— start —
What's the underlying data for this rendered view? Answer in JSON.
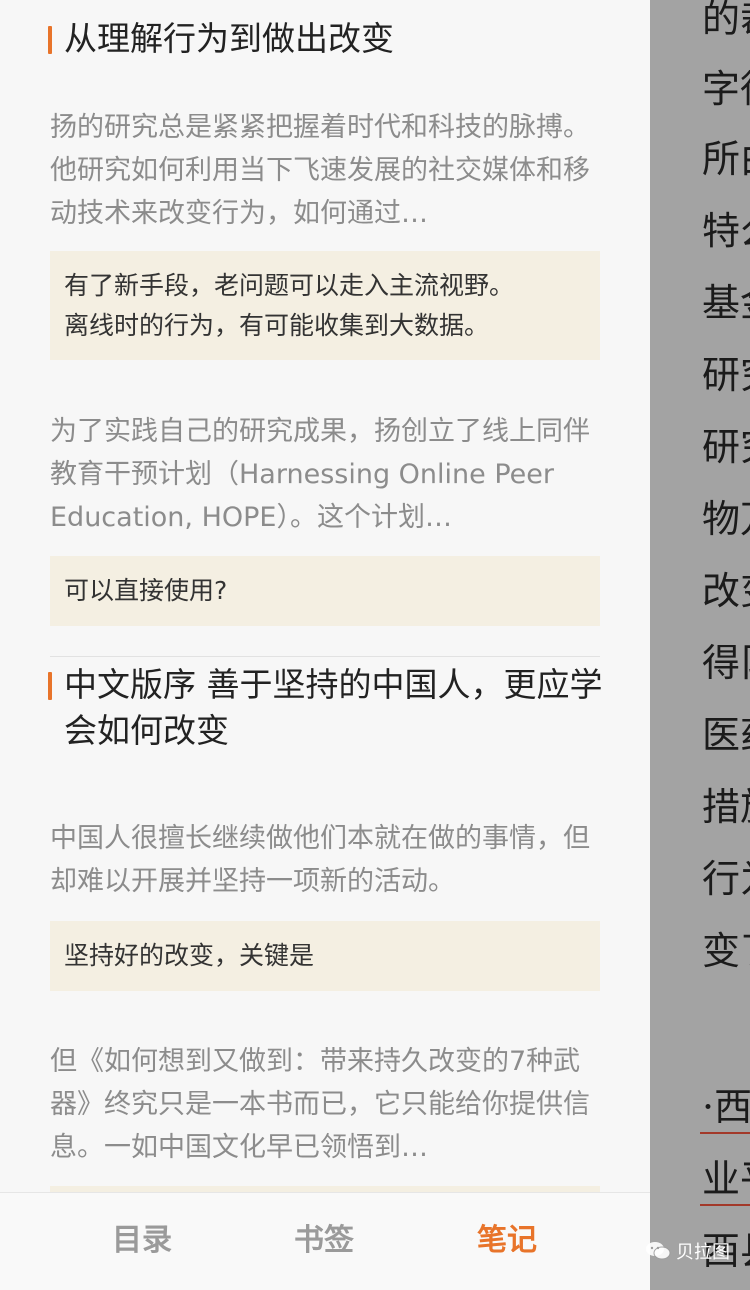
{
  "notes": [
    {
      "chapter_title": "从理解行为到做出改变",
      "entries": [
        {
          "excerpt": "扬的研究总是紧紧把握着时代和科技的脉搏。他研究如何利用当下飞速发展的社交媒体和移动技术来改变行为，如何通过…",
          "note_lines": [
            "有了新手段，老问题可以走入主流视野。",
            "离线时的行为，有可能收集到大数据。"
          ]
        },
        {
          "excerpt": "为了实践自己的研究成果，扬创立了线上同伴教育干预计划（Harnessing Online Peer Education, HOPE）。这个计划…",
          "note_lines": [
            "可以直接使用?"
          ]
        }
      ]
    },
    {
      "chapter_title": "中文版序 善于坚持的中国人，更应学会如何改变",
      "entries": [
        {
          "excerpt": "中国人很擅长继续做他们本就在做的事情，但却难以开展并坚持一项新的活动。",
          "note_lines": [
            "坚持好的改变，关键是"
          ]
        },
        {
          "excerpt": "但《如何想到又做到：带来持久改变的7种武器》终究只是一本书而已，它只能给你提供信息。一如中国文化早已领悟到…",
          "note_lines": []
        }
      ]
    }
  ],
  "tabs": [
    {
      "label": "目录",
      "active": false
    },
    {
      "label": "书签",
      "active": false
    },
    {
      "label": "笔记",
      "active": true
    }
  ],
  "background_page_lines": [
    "的裁",
    "字徒",
    "所由",
    "特么",
    "基金",
    "研究",
    "研究",
    "物万",
    "改变",
    "得阝",
    "医药",
    "措旅",
    "行为",
    "变了",
    "·西",
    "业平",
    "西县"
  ],
  "watermark": {
    "text": "贝拉图"
  },
  "colors": {
    "accent": "#e8742a",
    "note_bg": "#f4efe2",
    "panel_bg": "#f7f7f7"
  }
}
— end —
§ **Written problem**
Set down the lines of the records above exactly, apart from the pictures.

§ **Answer to the problem**
What's the underlying data for this rendered view? Answer in JSON.
{
  "notes": [
    {
      "chapter_title": "从理解行为到做出改变",
      "entries": [
        {
          "excerpt": "扬的研究总是紧紧把握着时代和科技的脉搏。他研究如何利用当下飞速发展的社交媒体和移动技术来改变行为，如何通过…",
          "note_lines": [
            "有了新手段，老问题可以走入主流视野。",
            "离线时的行为，有可能收集到大数据。"
          ]
        },
        {
          "excerpt": "为了实践自己的研究成果，扬创立了线上同伴教育干预计划（Harnessing Online Peer Education, HOPE）。这个计划…",
          "note_lines": [
            "可以直接使用?"
          ]
        }
      ]
    },
    {
      "chapter_title": "中文版序 善于坚持的中国人，更应学会如何改变",
      "entries": [
        {
          "excerpt": "中国人很擅长继续做他们本就在做的事情，但却难以开展并坚持一项新的活动。",
          "note_lines": [
            "坚持好的改变，关键是"
          ]
        },
        {
          "excerpt": "但《如何想到又做到：带来持久改变的7种武器》终究只是一本书而已，它只能给你提供信息。一如中国文化早已领悟到…",
          "note_lines": []
        }
      ]
    }
  ],
  "tabs": [
    {
      "label": "目录",
      "active": false
    },
    {
      "label": "书签",
      "active": false
    },
    {
      "label": "笔记",
      "active": true
    }
  ],
  "background_page_lines": [
    "的裁",
    "字徒",
    "所由",
    "特么",
    "基金",
    "研究",
    "研究",
    "物万",
    "改变",
    "得阝",
    "医药",
    "措旅",
    "行为",
    "变了",
    "·西",
    "业平",
    "西县"
  ],
  "watermark": {
    "text": "贝拉图"
  },
  "colors": {
    "accent": "#e8742a",
    "note_bg": "#f4efe2",
    "panel_bg": "#f7f7f7"
  }
}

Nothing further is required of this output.